# Given request
Pull out each line of the data that includes the word "Suffix".

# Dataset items
════

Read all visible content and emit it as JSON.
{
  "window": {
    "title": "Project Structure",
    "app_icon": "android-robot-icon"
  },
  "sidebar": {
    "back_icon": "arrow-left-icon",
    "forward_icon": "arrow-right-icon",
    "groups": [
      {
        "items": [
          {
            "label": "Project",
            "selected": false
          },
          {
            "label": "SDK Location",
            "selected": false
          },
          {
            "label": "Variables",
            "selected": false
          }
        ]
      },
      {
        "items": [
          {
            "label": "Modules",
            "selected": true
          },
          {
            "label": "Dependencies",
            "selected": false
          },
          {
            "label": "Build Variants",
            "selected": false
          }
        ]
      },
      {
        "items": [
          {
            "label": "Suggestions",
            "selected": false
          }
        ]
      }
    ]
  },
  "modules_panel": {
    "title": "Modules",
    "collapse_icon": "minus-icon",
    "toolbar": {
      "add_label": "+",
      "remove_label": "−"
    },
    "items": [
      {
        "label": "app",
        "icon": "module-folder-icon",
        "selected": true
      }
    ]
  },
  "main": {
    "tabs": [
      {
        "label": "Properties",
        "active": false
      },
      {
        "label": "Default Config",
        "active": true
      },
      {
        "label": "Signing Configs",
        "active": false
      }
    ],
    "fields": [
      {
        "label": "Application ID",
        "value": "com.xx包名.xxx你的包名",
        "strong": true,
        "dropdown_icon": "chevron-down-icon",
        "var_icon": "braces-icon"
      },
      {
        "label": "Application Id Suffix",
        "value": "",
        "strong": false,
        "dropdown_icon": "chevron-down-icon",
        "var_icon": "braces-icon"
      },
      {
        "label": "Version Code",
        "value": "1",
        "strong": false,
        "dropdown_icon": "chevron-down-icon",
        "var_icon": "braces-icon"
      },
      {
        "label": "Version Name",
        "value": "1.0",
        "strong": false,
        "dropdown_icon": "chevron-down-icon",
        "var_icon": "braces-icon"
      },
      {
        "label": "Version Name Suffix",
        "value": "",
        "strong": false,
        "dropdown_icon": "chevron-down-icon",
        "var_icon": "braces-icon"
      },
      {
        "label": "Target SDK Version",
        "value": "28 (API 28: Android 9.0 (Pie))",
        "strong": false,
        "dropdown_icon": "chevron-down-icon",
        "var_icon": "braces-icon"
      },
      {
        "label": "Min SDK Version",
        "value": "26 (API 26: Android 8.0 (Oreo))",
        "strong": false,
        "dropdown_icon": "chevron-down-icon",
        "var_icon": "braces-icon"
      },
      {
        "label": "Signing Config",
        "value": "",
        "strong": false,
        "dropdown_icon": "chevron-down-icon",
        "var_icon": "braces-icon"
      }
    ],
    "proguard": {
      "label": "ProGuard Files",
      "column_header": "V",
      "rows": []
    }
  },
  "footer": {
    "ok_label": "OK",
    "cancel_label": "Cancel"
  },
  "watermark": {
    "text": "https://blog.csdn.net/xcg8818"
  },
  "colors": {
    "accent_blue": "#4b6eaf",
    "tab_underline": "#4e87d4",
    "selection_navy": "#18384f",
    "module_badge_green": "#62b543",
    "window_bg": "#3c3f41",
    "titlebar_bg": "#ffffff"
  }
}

════

# Exercise solution
        "label": "Application Id Suffix",
        "label": "Version Name Suffix",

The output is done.